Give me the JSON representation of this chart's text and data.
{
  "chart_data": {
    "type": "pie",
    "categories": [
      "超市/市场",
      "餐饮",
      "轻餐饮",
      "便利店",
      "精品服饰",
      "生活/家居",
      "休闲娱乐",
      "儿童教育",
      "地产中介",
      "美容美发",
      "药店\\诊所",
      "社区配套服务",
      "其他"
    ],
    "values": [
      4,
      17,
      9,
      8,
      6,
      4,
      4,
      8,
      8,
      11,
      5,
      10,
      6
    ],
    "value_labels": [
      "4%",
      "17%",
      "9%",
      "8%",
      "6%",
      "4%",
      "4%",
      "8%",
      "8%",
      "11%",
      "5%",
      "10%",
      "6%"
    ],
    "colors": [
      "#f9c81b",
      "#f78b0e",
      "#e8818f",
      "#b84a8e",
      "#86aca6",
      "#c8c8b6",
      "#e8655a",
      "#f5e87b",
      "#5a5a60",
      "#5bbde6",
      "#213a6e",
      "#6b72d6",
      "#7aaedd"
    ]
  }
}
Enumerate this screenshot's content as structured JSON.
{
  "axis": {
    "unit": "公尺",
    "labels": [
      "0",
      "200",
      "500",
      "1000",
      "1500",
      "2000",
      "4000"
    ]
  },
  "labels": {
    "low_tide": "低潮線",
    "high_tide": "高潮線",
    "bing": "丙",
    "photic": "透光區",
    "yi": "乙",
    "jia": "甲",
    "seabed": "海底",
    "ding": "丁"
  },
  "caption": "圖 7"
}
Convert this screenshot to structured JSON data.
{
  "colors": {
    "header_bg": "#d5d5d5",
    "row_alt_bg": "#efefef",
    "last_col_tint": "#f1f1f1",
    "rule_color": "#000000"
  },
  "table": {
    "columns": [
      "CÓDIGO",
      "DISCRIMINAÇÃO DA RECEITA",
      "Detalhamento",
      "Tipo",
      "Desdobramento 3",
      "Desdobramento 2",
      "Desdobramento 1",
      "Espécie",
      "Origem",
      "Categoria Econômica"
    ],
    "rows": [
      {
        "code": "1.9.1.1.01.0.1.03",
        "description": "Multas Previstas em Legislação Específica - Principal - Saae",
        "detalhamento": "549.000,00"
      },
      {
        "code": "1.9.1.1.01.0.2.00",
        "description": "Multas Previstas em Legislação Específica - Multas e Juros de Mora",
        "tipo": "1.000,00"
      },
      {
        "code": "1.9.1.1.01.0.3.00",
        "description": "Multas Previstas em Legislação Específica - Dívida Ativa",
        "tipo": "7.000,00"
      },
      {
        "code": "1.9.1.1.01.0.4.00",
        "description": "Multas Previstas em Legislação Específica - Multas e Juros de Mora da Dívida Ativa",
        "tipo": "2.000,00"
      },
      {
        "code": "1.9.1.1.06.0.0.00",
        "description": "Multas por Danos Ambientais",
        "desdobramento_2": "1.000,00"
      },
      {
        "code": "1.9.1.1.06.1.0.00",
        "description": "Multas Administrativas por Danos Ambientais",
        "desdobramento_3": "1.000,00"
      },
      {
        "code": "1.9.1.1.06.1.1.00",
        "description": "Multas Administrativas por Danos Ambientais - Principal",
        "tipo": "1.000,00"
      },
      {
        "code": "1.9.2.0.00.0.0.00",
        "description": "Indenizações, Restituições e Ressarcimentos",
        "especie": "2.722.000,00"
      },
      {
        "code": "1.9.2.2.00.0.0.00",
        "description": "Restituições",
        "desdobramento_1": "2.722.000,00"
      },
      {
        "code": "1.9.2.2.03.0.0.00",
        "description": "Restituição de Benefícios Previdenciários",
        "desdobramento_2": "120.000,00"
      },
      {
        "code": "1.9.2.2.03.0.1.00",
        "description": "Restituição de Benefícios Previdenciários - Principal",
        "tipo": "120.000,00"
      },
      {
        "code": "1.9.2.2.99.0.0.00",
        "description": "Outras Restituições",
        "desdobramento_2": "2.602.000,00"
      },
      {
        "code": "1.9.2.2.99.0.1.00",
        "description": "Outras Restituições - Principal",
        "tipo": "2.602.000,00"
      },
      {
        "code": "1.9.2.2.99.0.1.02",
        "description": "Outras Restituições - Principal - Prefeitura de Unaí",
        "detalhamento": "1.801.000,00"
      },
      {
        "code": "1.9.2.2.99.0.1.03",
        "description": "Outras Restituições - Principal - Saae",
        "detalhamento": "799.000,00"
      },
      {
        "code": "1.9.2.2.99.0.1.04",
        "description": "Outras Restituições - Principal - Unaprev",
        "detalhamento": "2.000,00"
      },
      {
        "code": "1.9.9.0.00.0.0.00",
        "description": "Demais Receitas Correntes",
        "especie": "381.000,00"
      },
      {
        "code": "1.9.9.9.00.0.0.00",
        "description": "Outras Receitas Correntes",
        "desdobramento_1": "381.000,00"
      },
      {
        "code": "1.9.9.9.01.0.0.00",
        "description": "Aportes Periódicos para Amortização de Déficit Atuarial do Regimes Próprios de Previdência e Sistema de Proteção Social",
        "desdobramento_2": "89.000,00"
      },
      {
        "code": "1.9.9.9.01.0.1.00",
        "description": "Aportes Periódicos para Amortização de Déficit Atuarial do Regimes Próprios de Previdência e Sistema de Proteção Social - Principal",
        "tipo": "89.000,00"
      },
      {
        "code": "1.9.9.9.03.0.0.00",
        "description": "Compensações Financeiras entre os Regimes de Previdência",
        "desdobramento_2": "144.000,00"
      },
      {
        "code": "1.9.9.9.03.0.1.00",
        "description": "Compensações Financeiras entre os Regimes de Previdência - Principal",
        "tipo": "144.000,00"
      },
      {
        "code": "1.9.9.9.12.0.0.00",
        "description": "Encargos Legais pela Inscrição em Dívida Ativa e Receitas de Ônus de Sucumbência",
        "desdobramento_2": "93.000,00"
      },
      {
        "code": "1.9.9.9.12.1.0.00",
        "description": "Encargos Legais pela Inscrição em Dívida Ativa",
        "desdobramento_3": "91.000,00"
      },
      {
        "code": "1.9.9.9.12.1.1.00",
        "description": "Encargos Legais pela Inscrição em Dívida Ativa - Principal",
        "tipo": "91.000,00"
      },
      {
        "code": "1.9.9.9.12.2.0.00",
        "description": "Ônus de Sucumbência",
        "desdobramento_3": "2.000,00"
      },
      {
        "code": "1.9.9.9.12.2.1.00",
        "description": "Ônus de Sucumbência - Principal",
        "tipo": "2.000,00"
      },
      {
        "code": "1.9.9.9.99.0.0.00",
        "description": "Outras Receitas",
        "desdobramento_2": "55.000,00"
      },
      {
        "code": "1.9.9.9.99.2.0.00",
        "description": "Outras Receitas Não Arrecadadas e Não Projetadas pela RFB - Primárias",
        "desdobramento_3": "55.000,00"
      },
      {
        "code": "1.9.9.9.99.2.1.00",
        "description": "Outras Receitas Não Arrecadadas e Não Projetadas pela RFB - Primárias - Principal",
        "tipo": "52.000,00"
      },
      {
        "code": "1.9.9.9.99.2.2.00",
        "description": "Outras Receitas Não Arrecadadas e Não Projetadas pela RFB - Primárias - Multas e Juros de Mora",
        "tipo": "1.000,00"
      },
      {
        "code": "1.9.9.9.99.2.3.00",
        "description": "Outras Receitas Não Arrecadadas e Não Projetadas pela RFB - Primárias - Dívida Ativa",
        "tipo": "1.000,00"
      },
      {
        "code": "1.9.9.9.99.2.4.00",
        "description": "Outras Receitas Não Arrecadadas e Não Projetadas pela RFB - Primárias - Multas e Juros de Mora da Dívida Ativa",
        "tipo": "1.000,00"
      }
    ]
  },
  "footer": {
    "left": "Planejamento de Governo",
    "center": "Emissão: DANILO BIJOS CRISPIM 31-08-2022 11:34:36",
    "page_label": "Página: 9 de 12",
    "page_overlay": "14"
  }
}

┄┄┄┄┄┄┄┄┄┄

Exercise details ▸ Copy each entry exactly, with nothing added or dropped.

Expected answer ▸
Give me the JSON representation of this chart's text and data.
{
  "chart_data": {
    "type": "pie",
    "categories": [
      "超市/市场",
      "餐饮",
      "轻餐饮",
      "便利店",
      "精品服饰",
      "生活/家居",
      "休闲娱乐",
      "儿童教育",
      "地产中介",
      "美容美发",
      "药店\\诊所",
      "社区配套服务",
      "其他"
    ],
    "values": [
      4,
      17,
      9,
      8,
      6,
      4,
      4,
      8,
      8,
      11,
      5,
      10,
      6
    ],
    "value_labels": [
      "4%",
      "17%",
      "9%",
      "8%",
      "6%",
      "4%",
      "4%",
      "8%",
      "8%",
      "11%",
      "5%",
      "10%",
      "6%"
    ],
    "colors": [
      "#f9c81b",
      "#f78b0e",
      "#e8818f",
      "#b84a8e",
      "#86aca6",
      "#c8c8b6",
      "#e8655a",
      "#f5e87b",
      "#5a5a60",
      "#5bbde6",
      "#213a6e",
      "#6b72d6",
      "#7aaedd"
    ]
  }
}
Enumerate this screenshot's content as structured JSON.
{
  "axis": {
    "unit": "公尺",
    "labels": [
      "0",
      "200",
      "500",
      "1000",
      "1500",
      "2000",
      "4000"
    ]
  },
  "labels": {
    "low_tide": "低潮線",
    "high_tide": "高潮線",
    "bing": "丙",
    "photic": "透光區",
    "yi": "乙",
    "jia": "甲",
    "seabed": "海底",
    "ding": "丁"
  },
  "caption": "圖 7"
}
Convert this screenshot to structured JSON data.
{
  "colors": {
    "header_bg": "#d5d5d5",
    "row_alt_bg": "#efefef",
    "last_col_tint": "#f1f1f1",
    "rule_color": "#000000"
  },
  "table": {
    "columns": [
      "CÓDIGO",
      "DISCRIMINAÇÃO DA RECEITA",
      "Detalhamento",
      "Tipo",
      "Desdobramento 3",
      "Desdobramento 2",
      "Desdobramento 1",
      "Espécie",
      "Origem",
      "Categoria Econômica"
    ],
    "rows": [
      {
        "code": "1.9.1.1.01.0.1.03",
        "description": "Multas Previstas em Legislação Específica - Principal - Saae",
        "detalhamento": "549.000,00"
      },
      {
        "code": "1.9.1.1.01.0.2.00",
        "description": "Multas Previstas em Legislação Específica - Multas e Juros de Mora",
        "tipo": "1.000,00"
      },
      {
        "code": "1.9.1.1.01.0.3.00",
        "description": "Multas Previstas em Legislação Específica - Dívida Ativa",
        "tipo": "7.000,00"
      },
      {
        "code": "1.9.1.1.01.0.4.00",
        "description": "Multas Previstas em Legislação Específica - Multas e Juros de Mora da Dívida Ativa",
        "tipo": "2.000,00"
      },
      {
        "code": "1.9.1.1.06.0.0.00",
        "description": "Multas por Danos Ambientais",
        "desdobramento_2": "1.000,00"
      },
      {
        "code": "1.9.1.1.06.1.0.00",
        "description": "Multas Administrativas por Danos Ambientais",
        "desdobramento_3": "1.000,00"
      },
      {
        "code": "1.9.1.1.06.1.1.00",
        "description": "Multas Administrativas por Danos Ambientais - Principal",
        "tipo": "1.000,00"
      },
      {
        "code": "1.9.2.0.00.0.0.00",
        "description": "Indenizações, Restituições e Ressarcimentos",
        "especie": "2.722.000,00"
      },
      {
        "code": "1.9.2.2.00.0.0.00",
        "description": "Restituições",
        "desdobramento_1": "2.722.000,00"
      },
      {
        "code": "1.9.2.2.03.0.0.00",
        "description": "Restituição de Benefícios Previdenciários",
        "desdobramento_2": "120.000,00"
      },
      {
        "code": "1.9.2.2.03.0.1.00",
        "description": "Restituição de Benefícios Previdenciários - Principal",
        "tipo": "120.000,00"
      },
      {
        "code": "1.9.2.2.99.0.0.00",
        "description": "Outras Restituições",
        "desdobramento_2": "2.602.000,00"
      },
      {
        "code": "1.9.2.2.99.0.1.00",
        "description": "Outras Restituições - Principal",
        "tipo": "2.602.000,00"
      },
      {
        "code": "1.9.2.2.99.0.1.02",
        "description": "Outras Restituições - Principal - Prefeitura de Unaí",
        "detalhamento": "1.801.000,00"
      },
      {
        "code": "1.9.2.2.99.0.1.03",
        "description": "Outras Restituições - Principal - Saae",
        "detalhamento": "799.000,00"
      },
      {
        "code": "1.9.2.2.99.0.1.04",
        "description": "Outras Restituições - Principal - Unaprev",
        "detalhamento": "2.000,00"
      },
      {
        "code": "1.9.9.0.00.0.0.00",
        "description": "Demais Receitas Correntes",
        "especie": "381.000,00"
      },
      {
        "code": "1.9.9.9.00.0.0.00",
        "description": "Outras Receitas Correntes",
        "desdobramento_1": "381.000,00"
      },
      {
        "code": "1.9.9.9.01.0.0.00",
        "description": "Aportes Periódicos para Amortização de Déficit Atuarial do Regimes Próprios de Previdência e Sistema de Proteção Social",
        "desdobramento_2": "89.000,00"
      },
      {
        "code": "1.9.9.9.01.0.1.00",
        "description": "Aportes Periódicos para Amortização de Déficit Atuarial do Regimes Próprios de Previdência e Sistema de Proteção Social - Principal",
        "tipo": "89.000,00"
      },
      {
        "code": "1.9.9.9.03.0.0.00",
        "description": "Compensações Financeiras entre os Regimes de Previdência",
        "desdobramento_2": "144.000,00"
      },
      {
        "code": "1.9.9.9.03.0.1.00",
        "description": "Compensações Financeiras entre os Regimes de Previdência - Principal",
        "tipo": "144.000,00"
      },
      {
        "code": "1.9.9.9.12.0.0.00",
        "description": "Encargos Legais pela Inscrição em Dívida Ativa e Receitas de Ônus de Sucumbência",
        "desdobramento_2": "93.000,00"
      },
      {
        "code": "1.9.9.9.12.1.0.00",
        "description": "Encargos Legais pela Inscrição em Dívida Ativa",
        "desdobramento_3": "91.000,00"
      },
      {
        "code": "1.9.9.9.12.1.1.00",
        "description": "Encargos Legais pela Inscrição em Dívida Ativa - Principal",
        "tipo": "91.000,00"
      },
      {
        "code": "1.9.9.9.12.2.0.00",
        "description": "Ônus de Sucumbência",
        "desdobramento_3": "2.000,00"
      },
      {
        "code": "1.9.9.9.12.2.1.00",
        "description": "Ônus de Sucumbência - Principal",
        "tipo": "2.000,00"
      },
      {
        "code": "1.9.9.9.99.0.0.00",
        "description": "Outras Receitas",
        "desdobramento_2": "55.000,00"
      },
      {
        "code": "1.9.9.9.99.2.0.00",
        "description": "Outras Receitas Não Arrecadadas e Não Projetadas pela RFB - Primárias",
        "desdobramento_3": "55.000,00"
      },
      {
        "code": "1.9.9.9.99.2.1.00",
        "description": "Outras Receitas Não Arrecadadas e Não Projetadas pela RFB - Primárias - Principal",
        "tipo": "52.000,00"
      },
      {
        "code": "1.9.9.9.99.2.2.00",
        "description": "Outras Receitas Não Arrecadadas e Não Projetadas pela RFB - Primárias - Multas e Juros de Mora",
        "tipo": "1.000,00"
      },
      {
        "code": "1.9.9.9.99.2.3.00",
        "description": "Outras Receitas Não Arrecadadas e Não Projetadas pela RFB - Primárias - Dívida Ativa",
        "tipo": "1.000,00"
      },
      {
        "code": "1.9.9.9.99.2.4.00",
        "description": "Outras Receitas Não Arrecadadas e Não Projetadas pela RFB - Primárias - Multas e Juros de Mora da Dívida Ativa",
        "tipo": "1.000,00"
      }
    ]
  },
  "footer": {
    "left": "Planejamento de Governo",
    "center": "Emissão: DANILO BIJOS CRISPIM 31-08-2022 11:34:36",
    "page_label": "Página: 9 de 12",
    "page_overlay": "14"
  }
}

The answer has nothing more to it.